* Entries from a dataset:

▬▬▬

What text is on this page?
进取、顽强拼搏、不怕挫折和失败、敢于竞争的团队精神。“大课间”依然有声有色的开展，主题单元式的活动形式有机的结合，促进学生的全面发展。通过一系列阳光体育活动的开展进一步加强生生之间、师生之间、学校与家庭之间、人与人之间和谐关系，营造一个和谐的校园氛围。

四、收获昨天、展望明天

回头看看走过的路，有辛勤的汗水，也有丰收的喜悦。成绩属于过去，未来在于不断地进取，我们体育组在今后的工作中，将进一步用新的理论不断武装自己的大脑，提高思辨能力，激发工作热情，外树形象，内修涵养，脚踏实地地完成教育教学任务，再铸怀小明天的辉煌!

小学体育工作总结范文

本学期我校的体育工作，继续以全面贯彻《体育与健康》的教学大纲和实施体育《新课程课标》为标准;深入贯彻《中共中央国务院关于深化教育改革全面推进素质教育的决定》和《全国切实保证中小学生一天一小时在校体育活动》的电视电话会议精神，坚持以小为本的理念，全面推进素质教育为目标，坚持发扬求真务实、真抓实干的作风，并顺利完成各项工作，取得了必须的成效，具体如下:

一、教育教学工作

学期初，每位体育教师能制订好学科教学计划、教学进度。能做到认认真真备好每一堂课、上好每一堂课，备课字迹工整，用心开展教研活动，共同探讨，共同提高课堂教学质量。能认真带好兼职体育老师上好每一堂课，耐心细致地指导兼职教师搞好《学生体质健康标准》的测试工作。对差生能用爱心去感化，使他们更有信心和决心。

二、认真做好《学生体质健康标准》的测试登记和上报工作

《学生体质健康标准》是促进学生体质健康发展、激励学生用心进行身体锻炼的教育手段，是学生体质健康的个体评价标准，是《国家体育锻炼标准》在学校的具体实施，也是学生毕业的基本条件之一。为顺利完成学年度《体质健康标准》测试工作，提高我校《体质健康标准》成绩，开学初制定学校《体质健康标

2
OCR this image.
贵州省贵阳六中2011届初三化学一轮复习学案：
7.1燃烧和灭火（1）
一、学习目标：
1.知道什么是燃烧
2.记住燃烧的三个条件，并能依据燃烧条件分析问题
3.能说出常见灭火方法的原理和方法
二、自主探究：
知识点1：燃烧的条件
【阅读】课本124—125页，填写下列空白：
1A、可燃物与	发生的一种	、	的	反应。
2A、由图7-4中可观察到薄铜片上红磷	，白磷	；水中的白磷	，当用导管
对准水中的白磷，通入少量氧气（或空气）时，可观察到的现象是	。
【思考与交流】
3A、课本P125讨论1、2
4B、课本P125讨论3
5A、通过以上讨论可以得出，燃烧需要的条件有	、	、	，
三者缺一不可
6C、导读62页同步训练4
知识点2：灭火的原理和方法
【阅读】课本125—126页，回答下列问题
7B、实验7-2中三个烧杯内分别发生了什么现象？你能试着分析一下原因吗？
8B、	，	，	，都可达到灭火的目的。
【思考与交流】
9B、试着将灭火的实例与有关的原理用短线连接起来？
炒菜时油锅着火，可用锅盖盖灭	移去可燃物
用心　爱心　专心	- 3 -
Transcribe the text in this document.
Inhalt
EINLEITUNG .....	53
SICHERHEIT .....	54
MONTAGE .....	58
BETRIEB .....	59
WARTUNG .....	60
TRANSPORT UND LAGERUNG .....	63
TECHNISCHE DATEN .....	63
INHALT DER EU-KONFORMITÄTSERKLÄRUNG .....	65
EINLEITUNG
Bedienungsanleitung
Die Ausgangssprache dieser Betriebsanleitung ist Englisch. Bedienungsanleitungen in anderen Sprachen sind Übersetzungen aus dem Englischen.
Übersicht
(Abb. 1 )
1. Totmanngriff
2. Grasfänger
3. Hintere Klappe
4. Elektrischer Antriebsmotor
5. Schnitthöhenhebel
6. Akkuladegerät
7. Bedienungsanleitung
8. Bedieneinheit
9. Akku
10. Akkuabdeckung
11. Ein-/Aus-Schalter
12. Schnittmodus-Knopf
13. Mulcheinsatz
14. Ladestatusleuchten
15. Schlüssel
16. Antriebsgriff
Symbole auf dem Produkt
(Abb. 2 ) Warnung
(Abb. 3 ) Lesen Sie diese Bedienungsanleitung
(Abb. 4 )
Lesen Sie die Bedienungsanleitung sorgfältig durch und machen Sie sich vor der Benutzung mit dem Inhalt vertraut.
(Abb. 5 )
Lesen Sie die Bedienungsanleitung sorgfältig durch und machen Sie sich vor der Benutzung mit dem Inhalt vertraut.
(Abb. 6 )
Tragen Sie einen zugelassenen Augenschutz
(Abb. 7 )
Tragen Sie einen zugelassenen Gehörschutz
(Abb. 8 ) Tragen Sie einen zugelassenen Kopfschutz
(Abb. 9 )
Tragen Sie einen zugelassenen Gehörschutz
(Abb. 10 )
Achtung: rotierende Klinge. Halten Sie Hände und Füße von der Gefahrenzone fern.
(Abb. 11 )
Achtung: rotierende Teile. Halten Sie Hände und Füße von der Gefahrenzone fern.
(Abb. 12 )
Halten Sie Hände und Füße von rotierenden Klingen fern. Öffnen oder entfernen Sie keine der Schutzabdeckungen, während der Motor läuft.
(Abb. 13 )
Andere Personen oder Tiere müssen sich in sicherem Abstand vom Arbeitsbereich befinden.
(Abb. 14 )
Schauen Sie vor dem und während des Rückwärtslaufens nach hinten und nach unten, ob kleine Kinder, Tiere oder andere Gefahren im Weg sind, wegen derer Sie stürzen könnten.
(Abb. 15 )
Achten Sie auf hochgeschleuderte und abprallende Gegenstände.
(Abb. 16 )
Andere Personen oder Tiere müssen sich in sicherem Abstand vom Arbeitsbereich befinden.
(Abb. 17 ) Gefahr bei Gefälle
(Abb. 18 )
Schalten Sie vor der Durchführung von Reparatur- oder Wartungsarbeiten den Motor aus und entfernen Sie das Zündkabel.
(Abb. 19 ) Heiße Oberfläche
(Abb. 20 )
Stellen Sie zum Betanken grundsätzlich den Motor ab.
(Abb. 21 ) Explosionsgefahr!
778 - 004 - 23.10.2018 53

▬▬▬

* Problem requirements:
Output the complete data exactly as written.

* Result of this exercise:
What text is on this page?
进取、顽强拼搏、不怕挫折和失败、敢于竞争的团队精神。“大课间”依然有声有色的开展，主题单元式的活动形式有机的结合，促进学生的全面发展。通过一系列阳光体育活动的开展进一步加强生生之间、师生之间、学校与家庭之间、人与人之间和谐关系，营造一个和谐的校园氛围。

四、收获昨天、展望明天

回头看看走过的路，有辛勤的汗水，也有丰收的喜悦。成绩属于过去，未来在于不断地进取，我们体育组在今后的工作中，将进一步用新的理论不断武装自己的大脑，提高思辨能力，激发工作热情，外树形象，内修涵养，脚踏实地地完成教育教学任务，再铸怀小明天的辉煌!

小学体育工作总结范文

本学期我校的体育工作，继续以全面贯彻《体育与健康》的教学大纲和实施体育《新课程课标》为标准;深入贯彻《中共中央国务院关于深化教育改革全面推进素质教育的决定》和《全国切实保证中小学生一天一小时在校体育活动》的电视电话会议精神，坚持以小为本的理念，全面推进素质教育为目标，坚持发扬求真务实、真抓实干的作风，并顺利完成各项工作，取得了必须的成效，具体如下:

一、教育教学工作

学期初，每位体育教师能制订好学科教学计划、教学进度。能做到认认真真备好每一堂课、上好每一堂课，备课字迹工整，用心开展教研活动，共同探讨，共同提高课堂教学质量。能认真带好兼职体育老师上好每一堂课，耐心细致地指导兼职教师搞好《学生体质健康标准》的测试工作。对差生能用爱心去感化，使他们更有信心和决心。

二、认真做好《学生体质健康标准》的测试登记和上报工作

《学生体质健康标准》是促进学生体质健康发展、激励学生用心进行身体锻炼的教育手段，是学生体质健康的个体评价标准，是《国家体育锻炼标准》在学校的具体实施，也是学生毕业的基本条件之一。为顺利完成学年度《体质健康标准》测试工作，提高我校《体质健康标准》成绩，开学初制定学校《体质健康标

2
OCR this image.
贵州省贵阳六中2011届初三化学一轮复习学案：
7.1燃烧和灭火（1）
一、学习目标：
1.知道什么是燃烧
2.记住燃烧的三个条件，并能依据燃烧条件分析问题
3.能说出常见灭火方法的原理和方法
二、自主探究：
知识点1：燃烧的条件
【阅读】课本124—125页，填写下列空白：
1A、可燃物与	发生的一种	、	的	反应。
2A、由图7-4中可观察到薄铜片上红磷	，白磷	；水中的白磷	，当用导管
对准水中的白磷，通入少量氧气（或空气）时，可观察到的现象是	。
【思考与交流】
3A、课本P125讨论1、2
4B、课本P125讨论3
5A、通过以上讨论可以得出，燃烧需要的条件有	、	、	，
三者缺一不可
6C、导读62页同步训练4
知识点2：灭火的原理和方法
【阅读】课本125—126页，回答下列问题
7B、实验7-2中三个烧杯内分别发生了什么现象？你能试着分析一下原因吗？
8B、	，	，	，都可达到灭火的目的。
【思考与交流】
9B、试着将灭火的实例与有关的原理用短线连接起来？
炒菜时油锅着火，可用锅盖盖灭	移去可燃物
用心　爱心　专心	- 3 -
Transcribe the text in this document.
Inhalt
EINLEITUNG .....	53
SICHERHEIT .....	54
MONTAGE .....	58
BETRIEB .....	59
WARTUNG .....	60
TRANSPORT UND LAGERUNG .....	63
TECHNISCHE DATEN .....	63
INHALT DER EU-KONFORMITÄTSERKLÄRUNG .....	65
EINLEITUNG
Bedienungsanleitung
Die Ausgangssprache dieser Betriebsanleitung ist Englisch. Bedienungsanleitungen in anderen Sprachen sind Übersetzungen aus dem Englischen.
Übersicht
(Abb. 1 )
1. Totmanngriff
2. Grasfänger
3. Hintere Klappe
4. Elektrischer Antriebsmotor
5. Schnitthöhenhebel
6. Akkuladegerät
7. Bedienungsanleitung
8. Bedieneinheit
9. Akku
10. Akkuabdeckung
11. Ein-/Aus-Schalter
12. Schnittmodus-Knopf
13. Mulcheinsatz
14. Ladestatusleuchten
15. Schlüssel
16. Antriebsgriff
Symbole auf dem Produkt
(Abb. 2 ) Warnung
(Abb. 3 ) Lesen Sie diese Bedienungsanleitung
(Abb. 4 )
Lesen Sie die Bedienungsanleitung sorgfältig durch und machen Sie sich vor der Benutzung mit dem Inhalt vertraut.
(Abb. 5 )
Lesen Sie die Bedienungsanleitung sorgfältig durch und machen Sie sich vor der Benutzung mit dem Inhalt vertraut.
(Abb. 6 )
Tragen Sie einen zugelassenen Augenschutz
(Abb. 7 )
Tragen Sie einen zugelassenen Gehörschutz
(Abb. 8 ) Tragen Sie einen zugelassenen Kopfschutz
(Abb. 9 )
Tragen Sie einen zugelassenen Gehörschutz
(Abb. 10 )
Achtung: rotierende Klinge. Halten Sie Hände und Füße von der Gefahrenzone fern.
(Abb. 11 )
Achtung: rotierende Teile. Halten Sie Hände und Füße von der Gefahrenzone fern.
(Abb. 12 )
Halten Sie Hände und Füße von rotierenden Klingen fern. Öffnen oder entfernen Sie keine der Schutzabdeckungen, während der Motor läuft.
(Abb. 13 )
Andere Personen oder Tiere müssen sich in sicherem Abstand vom Arbeitsbereich befinden.
(Abb. 14 )
Schauen Sie vor dem und während des Rückwärtslaufens nach hinten und nach unten, ob kleine Kinder, Tiere oder andere Gefahren im Weg sind, wegen derer Sie stürzen könnten.
(Abb. 15 )
Achten Sie auf hochgeschleuderte und abprallende Gegenstände.
(Abb. 16 )
Andere Personen oder Tiere müssen sich in sicherem Abstand vom Arbeitsbereich befinden.
(Abb. 17 ) Gefahr bei Gefälle
(Abb. 18 )
Schalten Sie vor der Durchführung von Reparatur- oder Wartungsarbeiten den Motor aus und entfernen Sie das Zündkabel.
(Abb. 19 ) Heiße Oberfläche
(Abb. 20 )
Stellen Sie zum Betanken grundsätzlich den Motor ab.
(Abb. 21 ) Explosionsgefahr!
778 - 004 - 23.10.2018 53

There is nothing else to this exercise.